◆ Structured figure records ◆

-- start --

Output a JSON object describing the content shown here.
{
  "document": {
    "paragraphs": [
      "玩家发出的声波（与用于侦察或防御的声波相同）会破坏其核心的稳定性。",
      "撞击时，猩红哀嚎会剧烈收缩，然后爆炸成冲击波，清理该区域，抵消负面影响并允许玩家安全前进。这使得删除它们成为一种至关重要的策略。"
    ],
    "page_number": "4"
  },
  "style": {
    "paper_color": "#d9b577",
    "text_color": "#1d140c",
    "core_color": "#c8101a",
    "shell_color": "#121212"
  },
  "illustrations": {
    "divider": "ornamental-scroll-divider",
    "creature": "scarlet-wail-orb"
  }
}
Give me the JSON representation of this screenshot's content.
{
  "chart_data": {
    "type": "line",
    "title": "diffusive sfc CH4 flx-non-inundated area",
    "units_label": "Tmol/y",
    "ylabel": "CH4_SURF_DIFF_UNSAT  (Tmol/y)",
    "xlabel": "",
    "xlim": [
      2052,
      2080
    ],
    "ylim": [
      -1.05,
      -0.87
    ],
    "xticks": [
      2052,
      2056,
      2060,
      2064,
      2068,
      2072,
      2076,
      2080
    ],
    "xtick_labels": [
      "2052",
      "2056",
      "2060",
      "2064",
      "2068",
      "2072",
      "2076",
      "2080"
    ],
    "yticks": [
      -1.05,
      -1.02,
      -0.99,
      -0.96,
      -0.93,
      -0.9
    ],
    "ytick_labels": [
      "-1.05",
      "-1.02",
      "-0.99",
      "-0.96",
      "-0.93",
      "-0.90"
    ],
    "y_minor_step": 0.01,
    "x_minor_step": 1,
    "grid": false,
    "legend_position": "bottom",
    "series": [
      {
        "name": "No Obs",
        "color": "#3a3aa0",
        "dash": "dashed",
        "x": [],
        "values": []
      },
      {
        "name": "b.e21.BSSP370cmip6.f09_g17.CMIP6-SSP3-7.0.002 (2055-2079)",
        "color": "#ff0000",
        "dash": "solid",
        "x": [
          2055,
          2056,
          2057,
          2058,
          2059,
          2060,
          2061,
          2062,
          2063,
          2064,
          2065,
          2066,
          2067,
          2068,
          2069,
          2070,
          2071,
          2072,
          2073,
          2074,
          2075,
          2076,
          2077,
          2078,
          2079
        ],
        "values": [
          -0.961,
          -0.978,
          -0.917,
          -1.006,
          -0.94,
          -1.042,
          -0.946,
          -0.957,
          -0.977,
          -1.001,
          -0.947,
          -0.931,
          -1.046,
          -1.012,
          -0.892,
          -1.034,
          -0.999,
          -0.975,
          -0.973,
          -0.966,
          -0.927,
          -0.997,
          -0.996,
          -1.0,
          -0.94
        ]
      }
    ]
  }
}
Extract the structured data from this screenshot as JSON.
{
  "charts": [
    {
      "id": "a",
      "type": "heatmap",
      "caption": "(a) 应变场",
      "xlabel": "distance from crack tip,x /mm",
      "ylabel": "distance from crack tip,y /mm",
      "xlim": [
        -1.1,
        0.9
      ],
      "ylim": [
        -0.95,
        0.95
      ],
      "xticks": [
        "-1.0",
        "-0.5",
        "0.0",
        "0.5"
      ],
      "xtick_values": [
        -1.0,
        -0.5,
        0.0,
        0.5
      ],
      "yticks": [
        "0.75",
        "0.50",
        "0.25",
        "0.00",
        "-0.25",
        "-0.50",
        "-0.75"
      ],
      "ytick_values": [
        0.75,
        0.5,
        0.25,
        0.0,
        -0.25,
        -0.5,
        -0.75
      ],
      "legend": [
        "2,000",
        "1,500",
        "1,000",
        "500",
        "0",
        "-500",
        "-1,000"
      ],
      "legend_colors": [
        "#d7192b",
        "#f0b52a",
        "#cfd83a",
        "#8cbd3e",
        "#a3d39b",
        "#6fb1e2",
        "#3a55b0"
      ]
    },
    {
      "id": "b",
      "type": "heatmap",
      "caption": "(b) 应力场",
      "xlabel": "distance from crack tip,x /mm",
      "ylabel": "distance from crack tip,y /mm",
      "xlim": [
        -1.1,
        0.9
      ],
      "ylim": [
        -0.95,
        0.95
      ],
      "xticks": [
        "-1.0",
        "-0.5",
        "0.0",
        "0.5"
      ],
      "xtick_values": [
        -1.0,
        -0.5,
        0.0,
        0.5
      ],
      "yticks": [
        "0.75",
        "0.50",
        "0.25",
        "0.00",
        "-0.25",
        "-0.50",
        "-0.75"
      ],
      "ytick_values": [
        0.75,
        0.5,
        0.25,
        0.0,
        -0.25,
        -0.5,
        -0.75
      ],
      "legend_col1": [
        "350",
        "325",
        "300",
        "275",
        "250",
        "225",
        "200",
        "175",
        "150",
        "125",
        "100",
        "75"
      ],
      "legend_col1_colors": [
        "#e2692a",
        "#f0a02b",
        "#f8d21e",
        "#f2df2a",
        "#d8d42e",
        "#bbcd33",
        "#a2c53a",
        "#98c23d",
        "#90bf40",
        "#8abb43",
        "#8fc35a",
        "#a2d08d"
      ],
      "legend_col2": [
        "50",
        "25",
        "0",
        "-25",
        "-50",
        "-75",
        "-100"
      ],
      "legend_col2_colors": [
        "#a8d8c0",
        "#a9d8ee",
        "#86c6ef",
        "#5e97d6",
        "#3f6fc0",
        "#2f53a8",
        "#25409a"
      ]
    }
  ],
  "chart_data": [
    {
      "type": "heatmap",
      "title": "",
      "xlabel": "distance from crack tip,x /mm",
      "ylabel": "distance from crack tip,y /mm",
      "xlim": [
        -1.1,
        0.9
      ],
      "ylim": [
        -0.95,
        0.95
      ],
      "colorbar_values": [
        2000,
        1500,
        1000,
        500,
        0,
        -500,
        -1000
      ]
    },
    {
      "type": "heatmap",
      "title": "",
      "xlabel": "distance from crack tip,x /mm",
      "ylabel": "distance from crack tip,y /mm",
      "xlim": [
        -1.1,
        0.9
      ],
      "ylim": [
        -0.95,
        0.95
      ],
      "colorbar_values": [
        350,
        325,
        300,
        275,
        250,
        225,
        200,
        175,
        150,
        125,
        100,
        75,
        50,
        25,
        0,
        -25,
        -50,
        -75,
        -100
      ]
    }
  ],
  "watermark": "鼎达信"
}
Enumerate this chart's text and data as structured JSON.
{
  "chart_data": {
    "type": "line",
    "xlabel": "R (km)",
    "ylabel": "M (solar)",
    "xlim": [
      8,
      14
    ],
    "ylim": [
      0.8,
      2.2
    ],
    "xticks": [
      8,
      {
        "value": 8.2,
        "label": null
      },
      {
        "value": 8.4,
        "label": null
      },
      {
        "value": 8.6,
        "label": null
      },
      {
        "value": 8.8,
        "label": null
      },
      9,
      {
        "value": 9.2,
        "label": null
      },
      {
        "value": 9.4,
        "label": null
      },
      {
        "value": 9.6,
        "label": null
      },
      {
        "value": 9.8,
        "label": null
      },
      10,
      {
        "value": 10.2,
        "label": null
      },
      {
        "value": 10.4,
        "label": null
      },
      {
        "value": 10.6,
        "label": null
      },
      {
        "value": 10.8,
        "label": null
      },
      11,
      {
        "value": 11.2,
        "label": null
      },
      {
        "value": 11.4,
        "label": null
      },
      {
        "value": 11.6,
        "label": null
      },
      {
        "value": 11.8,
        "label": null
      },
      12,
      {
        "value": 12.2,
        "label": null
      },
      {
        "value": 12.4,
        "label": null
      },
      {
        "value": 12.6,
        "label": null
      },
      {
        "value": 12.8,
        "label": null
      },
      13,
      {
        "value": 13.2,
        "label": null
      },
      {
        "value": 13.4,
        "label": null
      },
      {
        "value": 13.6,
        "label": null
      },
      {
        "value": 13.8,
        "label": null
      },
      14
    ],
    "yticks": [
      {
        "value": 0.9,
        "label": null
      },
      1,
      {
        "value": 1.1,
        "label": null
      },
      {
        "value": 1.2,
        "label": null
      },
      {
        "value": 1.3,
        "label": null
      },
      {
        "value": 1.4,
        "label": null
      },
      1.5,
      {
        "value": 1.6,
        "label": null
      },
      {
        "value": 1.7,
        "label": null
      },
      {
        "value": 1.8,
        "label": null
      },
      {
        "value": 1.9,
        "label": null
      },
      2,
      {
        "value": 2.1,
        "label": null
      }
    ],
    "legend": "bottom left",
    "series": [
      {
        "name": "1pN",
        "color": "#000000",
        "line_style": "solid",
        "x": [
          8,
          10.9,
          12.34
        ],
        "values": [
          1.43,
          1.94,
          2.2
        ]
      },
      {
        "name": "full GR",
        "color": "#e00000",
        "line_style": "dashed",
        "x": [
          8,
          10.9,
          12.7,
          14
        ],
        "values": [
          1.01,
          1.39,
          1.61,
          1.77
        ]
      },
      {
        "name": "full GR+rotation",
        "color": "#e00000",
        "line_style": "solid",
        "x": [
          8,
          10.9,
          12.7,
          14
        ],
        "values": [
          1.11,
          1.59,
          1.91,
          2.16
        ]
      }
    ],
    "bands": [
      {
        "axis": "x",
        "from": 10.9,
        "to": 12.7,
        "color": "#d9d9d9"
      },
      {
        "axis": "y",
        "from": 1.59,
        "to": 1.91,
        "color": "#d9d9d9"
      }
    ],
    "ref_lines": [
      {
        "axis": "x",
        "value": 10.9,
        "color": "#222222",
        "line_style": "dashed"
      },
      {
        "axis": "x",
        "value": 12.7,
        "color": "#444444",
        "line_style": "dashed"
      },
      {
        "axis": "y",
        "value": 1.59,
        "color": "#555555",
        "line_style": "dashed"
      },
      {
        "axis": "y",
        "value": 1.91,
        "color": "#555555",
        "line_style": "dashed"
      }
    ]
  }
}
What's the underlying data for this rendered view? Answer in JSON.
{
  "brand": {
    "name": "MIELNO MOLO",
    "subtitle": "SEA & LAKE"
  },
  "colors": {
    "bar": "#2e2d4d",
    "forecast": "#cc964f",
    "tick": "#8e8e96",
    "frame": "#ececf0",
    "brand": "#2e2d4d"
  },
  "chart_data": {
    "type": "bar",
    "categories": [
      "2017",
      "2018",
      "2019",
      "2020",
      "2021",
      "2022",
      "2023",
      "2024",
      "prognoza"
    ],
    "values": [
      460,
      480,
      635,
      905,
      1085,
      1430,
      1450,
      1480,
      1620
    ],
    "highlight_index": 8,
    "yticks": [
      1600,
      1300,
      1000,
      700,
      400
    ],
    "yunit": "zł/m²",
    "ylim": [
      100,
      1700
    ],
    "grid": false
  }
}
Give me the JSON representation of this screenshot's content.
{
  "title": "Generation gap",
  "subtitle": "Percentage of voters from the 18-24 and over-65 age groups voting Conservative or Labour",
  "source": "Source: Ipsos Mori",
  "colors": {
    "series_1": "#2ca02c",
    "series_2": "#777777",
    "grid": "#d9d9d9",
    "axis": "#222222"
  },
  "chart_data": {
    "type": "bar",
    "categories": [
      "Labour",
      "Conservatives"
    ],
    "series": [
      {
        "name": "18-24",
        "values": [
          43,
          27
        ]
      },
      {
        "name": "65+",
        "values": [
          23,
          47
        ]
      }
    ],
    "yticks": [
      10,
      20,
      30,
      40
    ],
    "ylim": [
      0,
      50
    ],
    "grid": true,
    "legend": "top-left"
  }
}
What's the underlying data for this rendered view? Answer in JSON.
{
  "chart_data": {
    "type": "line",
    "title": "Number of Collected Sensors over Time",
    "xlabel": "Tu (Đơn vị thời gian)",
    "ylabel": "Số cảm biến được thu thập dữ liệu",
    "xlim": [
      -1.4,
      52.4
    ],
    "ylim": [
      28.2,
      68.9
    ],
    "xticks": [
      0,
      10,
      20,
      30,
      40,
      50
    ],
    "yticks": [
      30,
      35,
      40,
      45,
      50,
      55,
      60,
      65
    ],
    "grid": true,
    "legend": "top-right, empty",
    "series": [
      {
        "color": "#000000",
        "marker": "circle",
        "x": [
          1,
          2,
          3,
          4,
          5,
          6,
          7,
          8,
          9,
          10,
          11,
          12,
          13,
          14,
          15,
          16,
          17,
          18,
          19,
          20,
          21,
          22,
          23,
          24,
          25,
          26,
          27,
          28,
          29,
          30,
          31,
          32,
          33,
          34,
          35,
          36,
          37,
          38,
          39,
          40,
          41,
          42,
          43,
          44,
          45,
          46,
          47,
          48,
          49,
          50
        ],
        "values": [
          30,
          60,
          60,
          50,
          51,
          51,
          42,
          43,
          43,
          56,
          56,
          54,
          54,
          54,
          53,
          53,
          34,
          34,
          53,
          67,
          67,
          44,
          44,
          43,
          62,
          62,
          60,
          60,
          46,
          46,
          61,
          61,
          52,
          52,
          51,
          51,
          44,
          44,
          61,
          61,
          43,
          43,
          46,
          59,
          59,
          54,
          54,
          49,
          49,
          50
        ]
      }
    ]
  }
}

-- end --

◆ PROMPT ◆
Copy out every line in the entries above that holds "grid".

◆ WRITTEN ANSWER ◆
    "grid": false,
    "grid": false
    "grid": "#d9d9d9",
    "grid": true,
    "grid": true,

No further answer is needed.